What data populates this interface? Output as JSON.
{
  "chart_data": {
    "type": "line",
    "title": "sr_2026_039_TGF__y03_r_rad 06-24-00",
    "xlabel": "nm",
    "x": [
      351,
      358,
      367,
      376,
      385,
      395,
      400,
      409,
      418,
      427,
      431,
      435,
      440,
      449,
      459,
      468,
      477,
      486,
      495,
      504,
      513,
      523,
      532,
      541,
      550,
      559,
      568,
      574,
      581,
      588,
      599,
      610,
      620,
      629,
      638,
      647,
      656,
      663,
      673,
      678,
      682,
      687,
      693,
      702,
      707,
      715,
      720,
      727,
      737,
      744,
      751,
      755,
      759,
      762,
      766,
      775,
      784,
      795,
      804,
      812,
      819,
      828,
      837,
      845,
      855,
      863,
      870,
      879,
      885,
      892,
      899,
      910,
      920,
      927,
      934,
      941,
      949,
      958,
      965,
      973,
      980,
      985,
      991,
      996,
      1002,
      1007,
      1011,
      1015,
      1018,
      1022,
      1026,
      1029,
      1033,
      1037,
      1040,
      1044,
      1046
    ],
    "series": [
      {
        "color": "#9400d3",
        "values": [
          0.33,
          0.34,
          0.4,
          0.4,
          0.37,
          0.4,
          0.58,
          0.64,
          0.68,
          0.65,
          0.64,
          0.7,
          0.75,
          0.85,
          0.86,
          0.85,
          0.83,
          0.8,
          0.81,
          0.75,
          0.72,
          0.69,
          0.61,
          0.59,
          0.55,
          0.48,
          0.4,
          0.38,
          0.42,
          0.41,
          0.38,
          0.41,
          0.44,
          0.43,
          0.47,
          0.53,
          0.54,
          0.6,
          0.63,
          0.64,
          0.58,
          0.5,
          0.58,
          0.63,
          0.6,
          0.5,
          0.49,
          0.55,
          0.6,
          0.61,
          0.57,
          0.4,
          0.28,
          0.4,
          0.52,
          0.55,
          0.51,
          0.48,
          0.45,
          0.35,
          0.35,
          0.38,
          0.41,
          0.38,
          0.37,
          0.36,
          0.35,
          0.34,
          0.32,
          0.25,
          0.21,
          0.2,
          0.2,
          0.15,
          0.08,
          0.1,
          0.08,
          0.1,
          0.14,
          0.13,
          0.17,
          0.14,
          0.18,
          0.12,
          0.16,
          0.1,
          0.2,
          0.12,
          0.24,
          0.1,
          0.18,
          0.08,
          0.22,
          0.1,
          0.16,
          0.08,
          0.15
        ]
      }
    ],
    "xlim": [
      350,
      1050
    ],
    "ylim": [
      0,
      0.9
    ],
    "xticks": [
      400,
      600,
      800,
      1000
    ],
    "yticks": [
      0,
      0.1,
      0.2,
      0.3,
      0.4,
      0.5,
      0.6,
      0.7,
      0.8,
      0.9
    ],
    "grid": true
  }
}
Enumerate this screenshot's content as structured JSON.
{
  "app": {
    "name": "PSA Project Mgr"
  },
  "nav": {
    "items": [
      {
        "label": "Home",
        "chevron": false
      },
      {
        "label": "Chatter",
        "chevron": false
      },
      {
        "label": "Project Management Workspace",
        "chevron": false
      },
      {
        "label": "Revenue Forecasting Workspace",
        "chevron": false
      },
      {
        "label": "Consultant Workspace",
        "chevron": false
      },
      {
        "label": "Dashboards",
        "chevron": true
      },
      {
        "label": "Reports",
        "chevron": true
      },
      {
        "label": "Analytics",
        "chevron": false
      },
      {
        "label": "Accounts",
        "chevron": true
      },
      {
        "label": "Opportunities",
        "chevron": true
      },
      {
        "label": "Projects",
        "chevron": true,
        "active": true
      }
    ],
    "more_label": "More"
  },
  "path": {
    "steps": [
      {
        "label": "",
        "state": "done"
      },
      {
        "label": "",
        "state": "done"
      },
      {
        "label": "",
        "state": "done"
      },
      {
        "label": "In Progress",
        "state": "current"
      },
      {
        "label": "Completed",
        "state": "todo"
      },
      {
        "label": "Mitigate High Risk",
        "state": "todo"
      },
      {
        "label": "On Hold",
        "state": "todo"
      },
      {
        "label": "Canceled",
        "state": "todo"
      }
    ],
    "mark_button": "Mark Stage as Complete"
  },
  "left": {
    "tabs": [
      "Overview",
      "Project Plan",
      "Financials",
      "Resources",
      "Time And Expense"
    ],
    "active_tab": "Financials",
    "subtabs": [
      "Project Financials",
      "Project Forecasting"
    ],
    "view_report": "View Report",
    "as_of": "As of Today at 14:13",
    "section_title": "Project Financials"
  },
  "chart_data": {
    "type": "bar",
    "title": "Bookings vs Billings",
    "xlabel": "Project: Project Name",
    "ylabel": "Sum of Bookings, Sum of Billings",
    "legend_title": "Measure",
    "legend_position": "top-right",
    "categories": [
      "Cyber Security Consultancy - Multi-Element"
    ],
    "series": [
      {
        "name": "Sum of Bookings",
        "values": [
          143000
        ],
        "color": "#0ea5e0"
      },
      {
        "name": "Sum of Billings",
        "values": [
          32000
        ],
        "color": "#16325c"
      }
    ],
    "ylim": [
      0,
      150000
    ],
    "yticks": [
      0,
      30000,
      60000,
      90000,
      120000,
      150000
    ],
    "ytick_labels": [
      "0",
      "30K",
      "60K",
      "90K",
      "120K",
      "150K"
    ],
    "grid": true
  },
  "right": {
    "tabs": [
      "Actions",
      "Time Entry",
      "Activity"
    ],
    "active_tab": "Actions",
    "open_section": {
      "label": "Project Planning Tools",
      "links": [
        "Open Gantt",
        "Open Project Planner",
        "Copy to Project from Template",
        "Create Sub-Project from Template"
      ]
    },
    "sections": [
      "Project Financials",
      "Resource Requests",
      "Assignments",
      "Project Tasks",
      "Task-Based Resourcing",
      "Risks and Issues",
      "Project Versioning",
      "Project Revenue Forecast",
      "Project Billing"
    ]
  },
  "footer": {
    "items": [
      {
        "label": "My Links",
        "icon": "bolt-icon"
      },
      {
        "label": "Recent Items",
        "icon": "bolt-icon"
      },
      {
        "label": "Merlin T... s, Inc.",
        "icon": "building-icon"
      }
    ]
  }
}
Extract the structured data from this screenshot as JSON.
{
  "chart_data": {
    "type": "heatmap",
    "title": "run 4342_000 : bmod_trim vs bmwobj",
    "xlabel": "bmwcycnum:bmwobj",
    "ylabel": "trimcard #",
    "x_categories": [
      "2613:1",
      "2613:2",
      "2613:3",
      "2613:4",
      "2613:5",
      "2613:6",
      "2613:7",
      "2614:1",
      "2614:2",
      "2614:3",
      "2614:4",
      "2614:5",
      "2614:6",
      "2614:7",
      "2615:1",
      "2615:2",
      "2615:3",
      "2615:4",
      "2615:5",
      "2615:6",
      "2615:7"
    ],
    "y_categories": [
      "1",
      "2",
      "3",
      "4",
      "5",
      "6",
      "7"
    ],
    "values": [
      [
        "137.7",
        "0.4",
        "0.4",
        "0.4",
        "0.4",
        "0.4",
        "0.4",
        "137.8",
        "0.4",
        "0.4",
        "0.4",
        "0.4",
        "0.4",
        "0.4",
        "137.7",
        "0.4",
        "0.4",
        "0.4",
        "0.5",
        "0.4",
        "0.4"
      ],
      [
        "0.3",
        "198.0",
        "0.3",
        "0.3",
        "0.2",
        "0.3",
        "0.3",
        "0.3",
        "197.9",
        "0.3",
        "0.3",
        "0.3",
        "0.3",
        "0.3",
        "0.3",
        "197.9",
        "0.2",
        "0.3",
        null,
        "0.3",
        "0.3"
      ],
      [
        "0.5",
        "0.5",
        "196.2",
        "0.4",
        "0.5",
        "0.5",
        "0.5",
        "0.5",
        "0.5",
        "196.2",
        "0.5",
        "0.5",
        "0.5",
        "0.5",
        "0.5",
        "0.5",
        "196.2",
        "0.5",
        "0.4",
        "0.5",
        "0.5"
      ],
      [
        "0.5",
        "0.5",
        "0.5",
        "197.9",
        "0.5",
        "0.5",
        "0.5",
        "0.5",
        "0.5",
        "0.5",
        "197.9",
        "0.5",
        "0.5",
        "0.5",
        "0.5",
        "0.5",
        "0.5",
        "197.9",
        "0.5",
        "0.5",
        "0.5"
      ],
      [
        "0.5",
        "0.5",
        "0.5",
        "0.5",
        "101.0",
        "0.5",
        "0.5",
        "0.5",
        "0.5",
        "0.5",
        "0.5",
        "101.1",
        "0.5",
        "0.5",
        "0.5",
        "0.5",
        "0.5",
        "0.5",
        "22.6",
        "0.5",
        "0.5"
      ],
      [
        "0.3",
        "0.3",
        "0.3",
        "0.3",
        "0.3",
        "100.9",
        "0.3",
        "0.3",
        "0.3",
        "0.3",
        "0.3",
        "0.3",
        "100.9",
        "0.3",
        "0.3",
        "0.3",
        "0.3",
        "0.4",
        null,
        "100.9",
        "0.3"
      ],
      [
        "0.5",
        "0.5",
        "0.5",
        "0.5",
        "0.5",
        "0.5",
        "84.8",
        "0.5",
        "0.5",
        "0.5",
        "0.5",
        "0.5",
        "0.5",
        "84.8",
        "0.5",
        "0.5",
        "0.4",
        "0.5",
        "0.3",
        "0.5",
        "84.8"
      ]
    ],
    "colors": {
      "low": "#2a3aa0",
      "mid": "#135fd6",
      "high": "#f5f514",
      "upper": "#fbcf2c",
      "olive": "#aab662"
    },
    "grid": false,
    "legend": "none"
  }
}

• • • • •

### Problem to solve
Copy each line that contains the word "JSON".

### Reply
What data populates this interface? Output as JSON.
Enumerate this screenshot's content as structured JSON.
Extract the structured data from this screenshot as JSON.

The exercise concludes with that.